What the task requires:
Collect each line containing "version".

Entries provided:
++++++

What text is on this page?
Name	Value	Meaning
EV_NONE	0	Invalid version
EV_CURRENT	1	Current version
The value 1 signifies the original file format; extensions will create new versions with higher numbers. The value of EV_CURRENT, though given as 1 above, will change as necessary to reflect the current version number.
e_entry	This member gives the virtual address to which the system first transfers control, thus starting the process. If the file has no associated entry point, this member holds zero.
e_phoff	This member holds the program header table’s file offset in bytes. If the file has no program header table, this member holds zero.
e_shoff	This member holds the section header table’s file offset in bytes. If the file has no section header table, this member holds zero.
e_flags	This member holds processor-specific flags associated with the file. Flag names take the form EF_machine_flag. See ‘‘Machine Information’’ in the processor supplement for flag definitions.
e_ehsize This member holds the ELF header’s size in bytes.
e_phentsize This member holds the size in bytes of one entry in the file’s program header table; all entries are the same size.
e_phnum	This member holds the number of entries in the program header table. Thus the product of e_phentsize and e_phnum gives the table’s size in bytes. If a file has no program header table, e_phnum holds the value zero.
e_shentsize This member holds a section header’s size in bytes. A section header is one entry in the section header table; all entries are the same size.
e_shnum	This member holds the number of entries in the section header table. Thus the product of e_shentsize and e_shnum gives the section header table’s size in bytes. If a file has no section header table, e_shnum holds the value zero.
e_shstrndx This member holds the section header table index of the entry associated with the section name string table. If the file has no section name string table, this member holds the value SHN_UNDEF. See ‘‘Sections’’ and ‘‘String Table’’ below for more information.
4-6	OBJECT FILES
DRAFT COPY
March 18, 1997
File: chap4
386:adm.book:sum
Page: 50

++++++

Exercise response:
EV_NONE	0	Invalid version
EV_CURRENT	1	Current version
The value 1 signifies the original file format; extensions will create new versions with higher numbers. The value of EV_CURRENT, though given as 1 above, will change as necessary to reflect the current version number.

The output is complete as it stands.